== Objective ==
In the records below, find each line containing the word "регулирование" and copy it.

== Data lines ==
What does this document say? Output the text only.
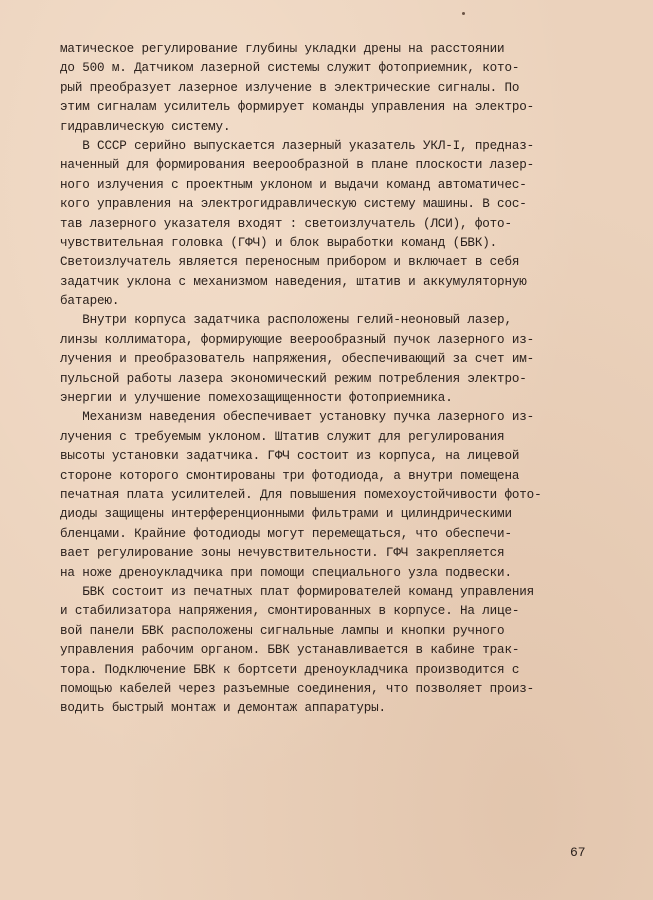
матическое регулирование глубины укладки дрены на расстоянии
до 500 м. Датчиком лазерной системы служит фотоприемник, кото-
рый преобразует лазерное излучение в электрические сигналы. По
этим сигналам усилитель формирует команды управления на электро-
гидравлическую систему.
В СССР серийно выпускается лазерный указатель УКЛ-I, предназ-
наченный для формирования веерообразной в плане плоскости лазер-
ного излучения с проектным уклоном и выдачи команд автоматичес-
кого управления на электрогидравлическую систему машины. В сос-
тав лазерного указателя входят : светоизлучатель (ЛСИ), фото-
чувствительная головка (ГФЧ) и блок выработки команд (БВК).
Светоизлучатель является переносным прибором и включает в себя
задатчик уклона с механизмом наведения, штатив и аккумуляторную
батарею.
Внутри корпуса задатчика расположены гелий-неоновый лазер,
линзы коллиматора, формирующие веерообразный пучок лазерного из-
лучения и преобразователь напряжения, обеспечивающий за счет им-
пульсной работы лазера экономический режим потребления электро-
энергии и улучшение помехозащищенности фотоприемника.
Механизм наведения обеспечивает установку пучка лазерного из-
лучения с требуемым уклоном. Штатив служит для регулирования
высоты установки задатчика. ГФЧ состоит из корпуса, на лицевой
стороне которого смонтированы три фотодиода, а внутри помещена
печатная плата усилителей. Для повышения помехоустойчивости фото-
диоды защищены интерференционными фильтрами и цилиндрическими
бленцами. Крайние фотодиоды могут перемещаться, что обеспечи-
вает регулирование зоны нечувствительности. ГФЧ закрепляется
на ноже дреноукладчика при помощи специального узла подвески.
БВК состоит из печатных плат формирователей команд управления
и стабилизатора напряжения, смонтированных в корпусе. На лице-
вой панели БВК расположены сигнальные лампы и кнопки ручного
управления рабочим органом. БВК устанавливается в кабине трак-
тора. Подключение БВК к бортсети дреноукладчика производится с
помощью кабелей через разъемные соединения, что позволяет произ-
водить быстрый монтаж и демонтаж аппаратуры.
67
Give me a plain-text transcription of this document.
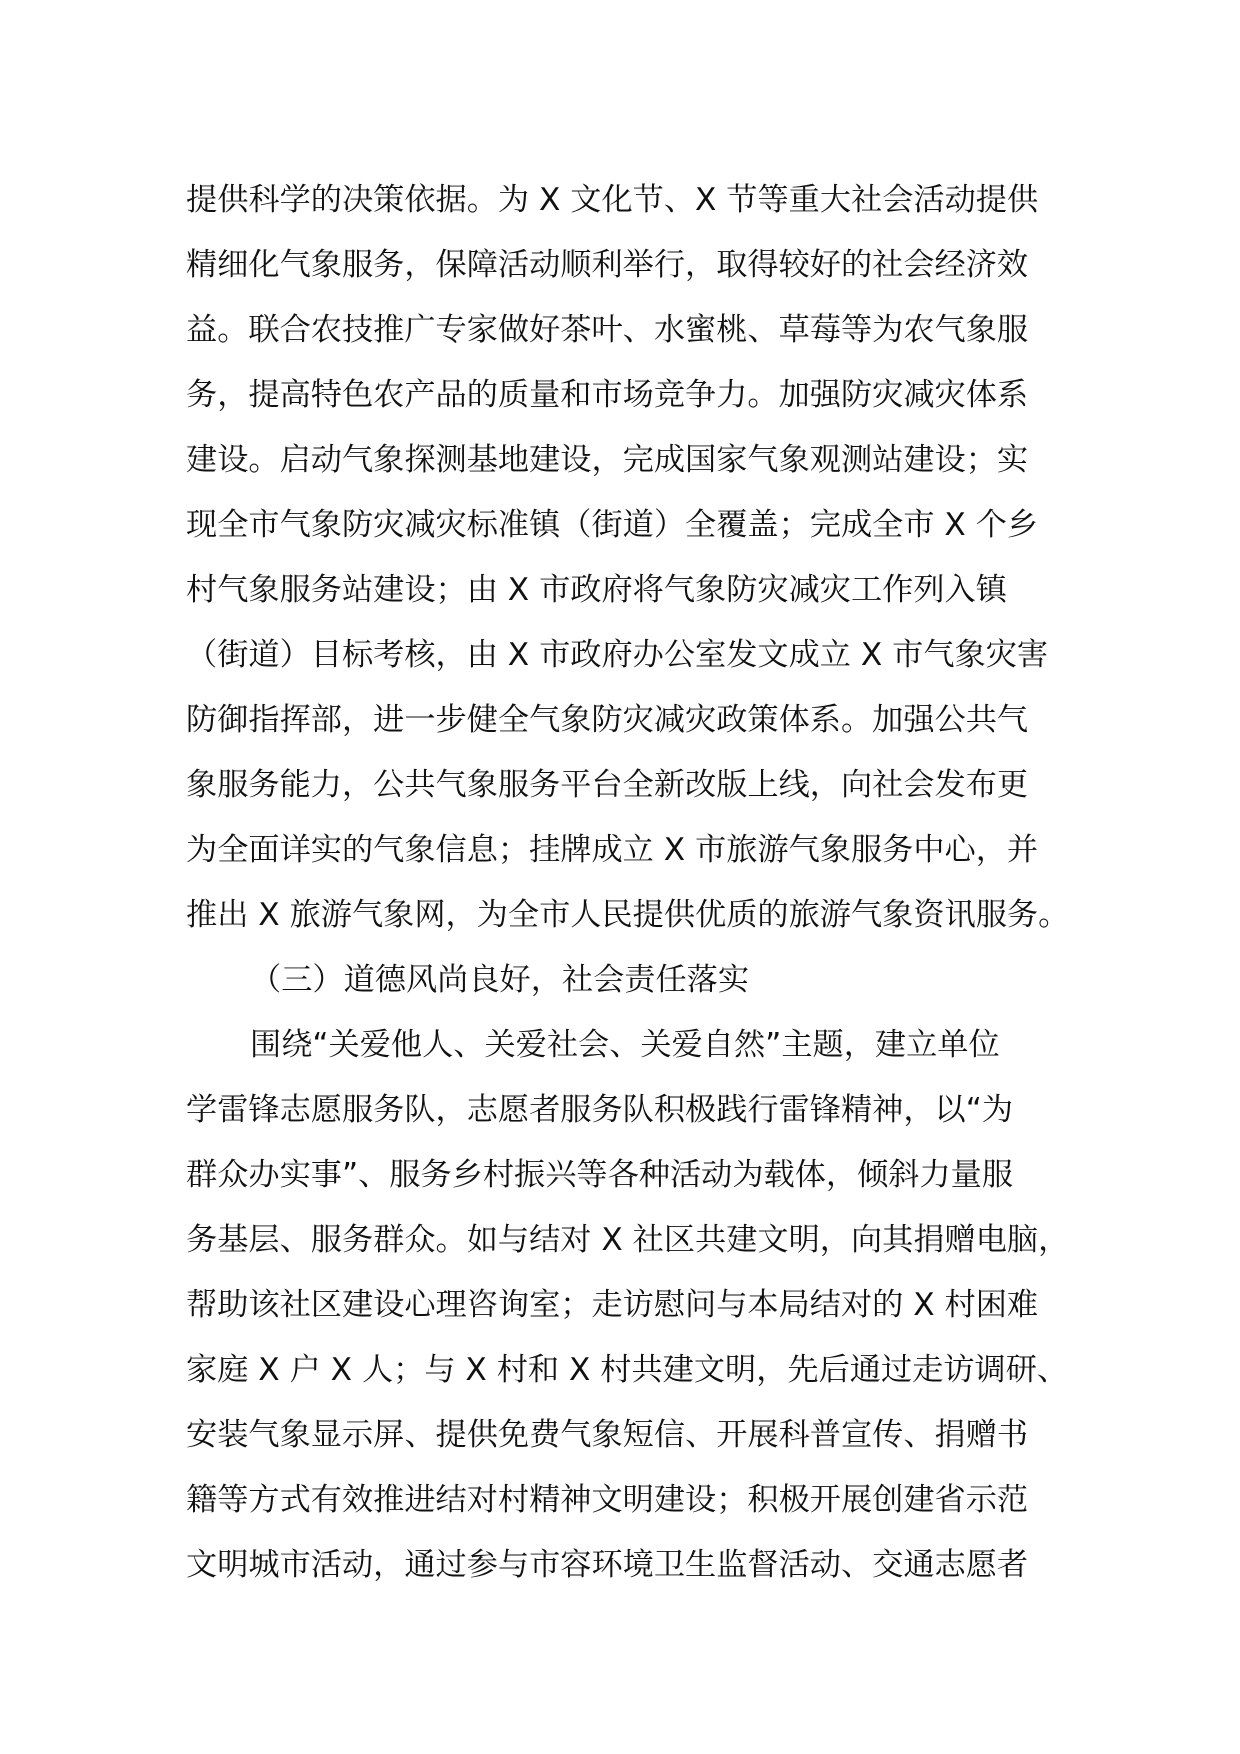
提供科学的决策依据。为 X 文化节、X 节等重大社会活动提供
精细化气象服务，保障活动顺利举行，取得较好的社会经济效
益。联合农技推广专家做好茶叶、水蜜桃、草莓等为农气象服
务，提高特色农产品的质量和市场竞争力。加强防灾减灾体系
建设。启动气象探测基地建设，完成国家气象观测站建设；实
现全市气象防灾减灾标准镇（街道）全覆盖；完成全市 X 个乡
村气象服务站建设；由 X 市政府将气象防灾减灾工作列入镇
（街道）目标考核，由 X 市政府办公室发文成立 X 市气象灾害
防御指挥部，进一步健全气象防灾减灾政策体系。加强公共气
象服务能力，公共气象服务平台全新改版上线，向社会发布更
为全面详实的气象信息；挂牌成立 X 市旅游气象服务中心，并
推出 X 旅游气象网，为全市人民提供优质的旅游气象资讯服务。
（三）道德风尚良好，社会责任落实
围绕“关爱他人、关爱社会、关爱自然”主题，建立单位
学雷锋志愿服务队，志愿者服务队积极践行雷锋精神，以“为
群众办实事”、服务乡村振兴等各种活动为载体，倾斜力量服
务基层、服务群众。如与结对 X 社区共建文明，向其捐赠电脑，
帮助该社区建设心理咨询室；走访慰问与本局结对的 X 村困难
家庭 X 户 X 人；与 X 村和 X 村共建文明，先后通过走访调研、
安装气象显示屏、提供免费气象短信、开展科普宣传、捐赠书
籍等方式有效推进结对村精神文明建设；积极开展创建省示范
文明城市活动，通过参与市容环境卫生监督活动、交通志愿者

* * *

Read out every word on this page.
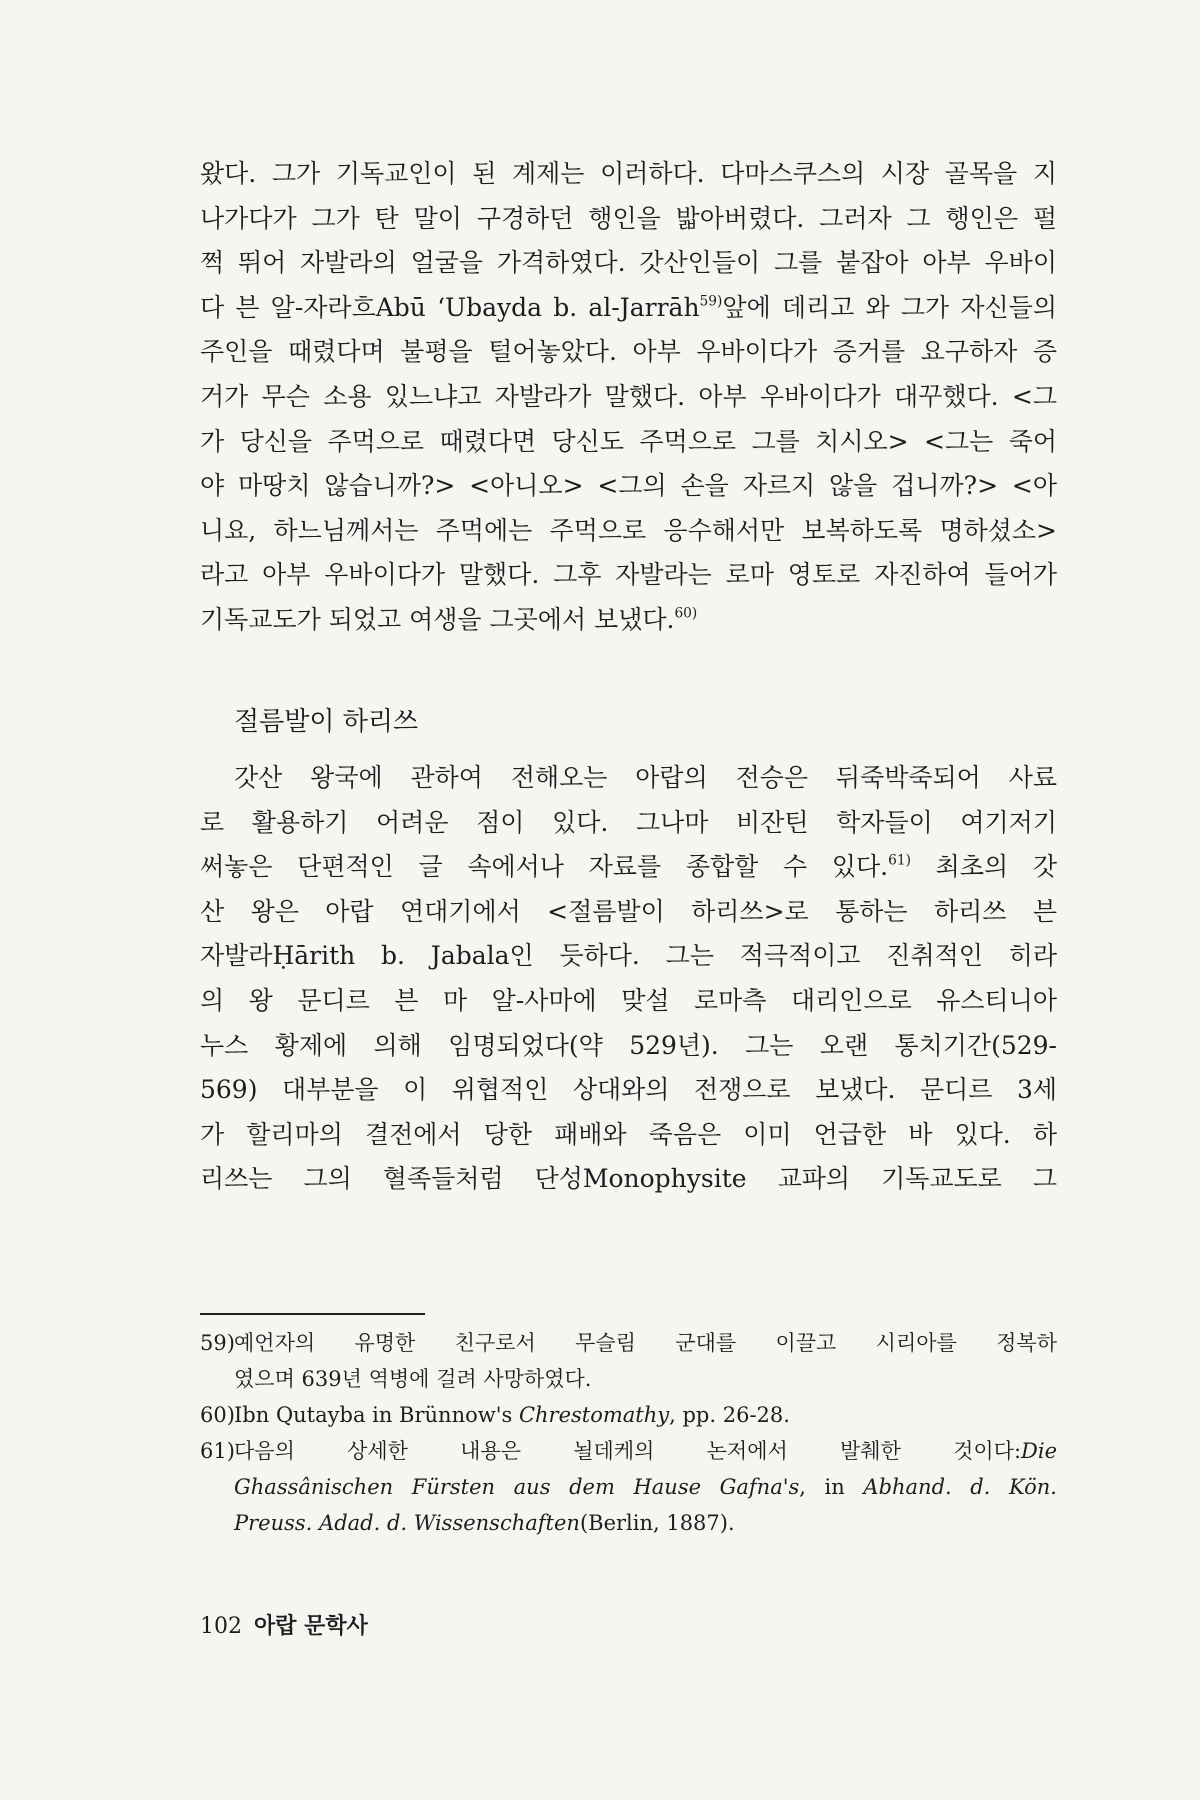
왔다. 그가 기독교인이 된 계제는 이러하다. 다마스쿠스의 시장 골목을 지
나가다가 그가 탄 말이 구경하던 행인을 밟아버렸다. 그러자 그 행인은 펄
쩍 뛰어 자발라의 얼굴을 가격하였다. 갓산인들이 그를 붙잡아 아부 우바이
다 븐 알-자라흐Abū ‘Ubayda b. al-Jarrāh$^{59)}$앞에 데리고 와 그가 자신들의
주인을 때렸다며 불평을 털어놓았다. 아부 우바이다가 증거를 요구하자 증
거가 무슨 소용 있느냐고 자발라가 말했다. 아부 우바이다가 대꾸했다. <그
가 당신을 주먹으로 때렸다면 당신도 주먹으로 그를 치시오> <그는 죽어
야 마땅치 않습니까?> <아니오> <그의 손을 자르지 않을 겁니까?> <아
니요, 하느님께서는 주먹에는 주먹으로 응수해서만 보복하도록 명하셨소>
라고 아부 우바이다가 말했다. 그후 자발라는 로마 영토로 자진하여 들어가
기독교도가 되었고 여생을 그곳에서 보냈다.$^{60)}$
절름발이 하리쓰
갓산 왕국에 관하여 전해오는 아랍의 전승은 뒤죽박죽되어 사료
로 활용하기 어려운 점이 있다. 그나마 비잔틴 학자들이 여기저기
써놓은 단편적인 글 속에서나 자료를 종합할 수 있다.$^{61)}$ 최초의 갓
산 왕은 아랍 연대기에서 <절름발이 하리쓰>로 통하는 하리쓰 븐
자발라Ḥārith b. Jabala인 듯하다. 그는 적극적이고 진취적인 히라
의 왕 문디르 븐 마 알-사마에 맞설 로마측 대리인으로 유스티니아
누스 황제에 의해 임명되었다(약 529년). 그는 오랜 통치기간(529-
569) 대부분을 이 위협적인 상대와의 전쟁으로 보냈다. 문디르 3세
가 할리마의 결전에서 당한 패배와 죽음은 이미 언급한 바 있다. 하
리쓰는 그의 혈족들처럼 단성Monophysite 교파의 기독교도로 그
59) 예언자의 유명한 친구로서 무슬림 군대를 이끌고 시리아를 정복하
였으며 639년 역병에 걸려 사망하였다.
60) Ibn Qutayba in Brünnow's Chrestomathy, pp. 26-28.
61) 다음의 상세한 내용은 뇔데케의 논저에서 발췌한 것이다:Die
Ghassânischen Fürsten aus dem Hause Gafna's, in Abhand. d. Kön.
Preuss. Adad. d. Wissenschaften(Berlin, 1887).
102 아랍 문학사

== Completed exercise ==
матическое регулирование глубины укладки дрены на расстоянии
вает регулирование зоны нечувствительности. ГФЧ закрепляется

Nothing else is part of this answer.